• [O que fazer]:
De acordo com o trecho sobre os refugiados palestinos no Brasil, quantas pessoas dependem dos serviços da Unrwa?

• [Trecho do documento]:
Cerca de 60 mil refugiados e descendentes palestinos vivem no Brasil
O povo palestino vive há décadas a expulsão e a fuga contínua de seus territórios, devido à ocupação e colonização israelense desde 1948, com a criação do Estado de Israel. A Agência da Organização das Nações Unidas (ONU) para Assistência aos Refugiados Palestinos (Unrwa) aponta que 6 milhões de pessoas dependem dos serviços da entidade nos Territórios Palestinos da Faixa de Gaza e da Cisjordânia, assim como nos países vizinhos Líbano, Síria e Jordânia.
Tal fenômeno não é, portanto, resultado de conflitos pontuais, nem um episódio que ficou no passado. A avaliação é de especialistas e representantes da comunidade palestina no Brasil, que apontam a existência de um regime de apartheid na região.
A tensão entre Israel e Palestina, que se estende há mais de 70 anos, envolve geopolítica, terras e religião, tendo em vista que a região é sagrada para o judaísmo, o islamismo e o cristianismo.
Além dos campos de refugiados no Oriente Médio, palestinos migraram para diversas partes do mundo, inclusive o Brasil. Estima-se que 60 mil imigrantes e refugiados palestinos, incluindo os descendentes, vivem no país, sendo a maioria em São Paulo, de acordo com levantamento da Federação Árabe-Palestina do Brasil (Fepal).

• [Dados fornecidos]:

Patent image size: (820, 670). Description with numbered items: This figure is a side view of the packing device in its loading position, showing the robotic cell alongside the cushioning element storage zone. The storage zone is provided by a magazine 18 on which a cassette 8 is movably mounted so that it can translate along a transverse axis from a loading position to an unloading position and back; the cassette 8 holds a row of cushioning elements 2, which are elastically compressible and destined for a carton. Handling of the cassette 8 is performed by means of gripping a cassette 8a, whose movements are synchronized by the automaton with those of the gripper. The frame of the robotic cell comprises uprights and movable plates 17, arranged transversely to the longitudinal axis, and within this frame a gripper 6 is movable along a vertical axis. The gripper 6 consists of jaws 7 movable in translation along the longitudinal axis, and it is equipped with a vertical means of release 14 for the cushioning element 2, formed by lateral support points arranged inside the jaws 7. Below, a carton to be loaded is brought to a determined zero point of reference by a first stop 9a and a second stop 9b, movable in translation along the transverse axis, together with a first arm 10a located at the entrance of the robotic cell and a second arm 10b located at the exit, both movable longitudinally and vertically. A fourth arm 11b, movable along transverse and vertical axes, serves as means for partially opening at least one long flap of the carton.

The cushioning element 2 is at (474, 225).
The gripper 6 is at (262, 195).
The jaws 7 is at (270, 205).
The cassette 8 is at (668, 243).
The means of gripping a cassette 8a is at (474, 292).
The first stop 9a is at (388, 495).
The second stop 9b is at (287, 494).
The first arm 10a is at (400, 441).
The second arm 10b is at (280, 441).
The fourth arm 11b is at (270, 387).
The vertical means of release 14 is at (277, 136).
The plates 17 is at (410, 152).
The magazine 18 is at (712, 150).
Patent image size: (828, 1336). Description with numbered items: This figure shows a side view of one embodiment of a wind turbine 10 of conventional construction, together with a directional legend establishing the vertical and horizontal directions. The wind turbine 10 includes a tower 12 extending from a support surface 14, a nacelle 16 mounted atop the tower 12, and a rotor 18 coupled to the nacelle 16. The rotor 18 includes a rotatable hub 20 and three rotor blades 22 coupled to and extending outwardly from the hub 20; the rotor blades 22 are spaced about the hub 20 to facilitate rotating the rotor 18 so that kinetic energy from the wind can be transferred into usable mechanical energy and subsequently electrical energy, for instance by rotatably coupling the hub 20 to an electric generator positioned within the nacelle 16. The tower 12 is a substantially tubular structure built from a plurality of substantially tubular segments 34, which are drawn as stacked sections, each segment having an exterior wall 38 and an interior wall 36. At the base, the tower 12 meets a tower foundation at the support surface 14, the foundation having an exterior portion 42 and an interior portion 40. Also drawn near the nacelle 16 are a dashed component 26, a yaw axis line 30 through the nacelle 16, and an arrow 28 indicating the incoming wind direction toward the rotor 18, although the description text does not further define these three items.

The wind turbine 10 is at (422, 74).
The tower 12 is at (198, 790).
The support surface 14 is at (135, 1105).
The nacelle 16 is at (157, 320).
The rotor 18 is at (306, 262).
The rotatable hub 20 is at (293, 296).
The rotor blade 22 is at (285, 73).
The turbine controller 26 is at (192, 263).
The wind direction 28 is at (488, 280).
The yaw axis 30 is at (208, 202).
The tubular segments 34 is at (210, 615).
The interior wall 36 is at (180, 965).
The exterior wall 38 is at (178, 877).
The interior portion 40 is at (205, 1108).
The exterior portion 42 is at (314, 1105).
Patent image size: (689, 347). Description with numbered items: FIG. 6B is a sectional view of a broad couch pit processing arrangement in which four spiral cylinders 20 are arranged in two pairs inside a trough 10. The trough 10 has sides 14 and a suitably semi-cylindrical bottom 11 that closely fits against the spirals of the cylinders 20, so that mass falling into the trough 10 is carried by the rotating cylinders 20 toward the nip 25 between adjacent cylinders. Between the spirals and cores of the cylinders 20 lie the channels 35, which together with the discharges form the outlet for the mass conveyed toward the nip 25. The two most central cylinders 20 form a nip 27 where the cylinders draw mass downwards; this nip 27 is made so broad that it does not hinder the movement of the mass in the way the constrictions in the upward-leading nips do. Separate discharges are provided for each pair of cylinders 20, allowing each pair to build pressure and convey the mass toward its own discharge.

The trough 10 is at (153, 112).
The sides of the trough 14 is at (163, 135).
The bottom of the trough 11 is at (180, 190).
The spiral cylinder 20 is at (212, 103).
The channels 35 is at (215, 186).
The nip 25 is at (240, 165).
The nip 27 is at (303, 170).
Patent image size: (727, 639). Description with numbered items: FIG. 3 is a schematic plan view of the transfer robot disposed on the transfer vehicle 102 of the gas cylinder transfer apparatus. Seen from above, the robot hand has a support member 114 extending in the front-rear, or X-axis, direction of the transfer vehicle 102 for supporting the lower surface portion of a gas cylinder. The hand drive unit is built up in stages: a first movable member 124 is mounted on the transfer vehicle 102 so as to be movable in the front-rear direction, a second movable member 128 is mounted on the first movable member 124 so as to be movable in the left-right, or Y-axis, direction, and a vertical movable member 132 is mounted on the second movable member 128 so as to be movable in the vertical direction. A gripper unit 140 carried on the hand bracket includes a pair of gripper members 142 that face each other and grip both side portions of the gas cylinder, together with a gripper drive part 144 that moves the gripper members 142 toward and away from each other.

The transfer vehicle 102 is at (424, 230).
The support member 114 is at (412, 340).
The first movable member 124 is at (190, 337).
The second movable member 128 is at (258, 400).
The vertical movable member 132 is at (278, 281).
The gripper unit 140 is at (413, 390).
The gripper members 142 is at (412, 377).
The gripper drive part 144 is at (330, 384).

• [Resposta]:
Seis milhões de pessoas.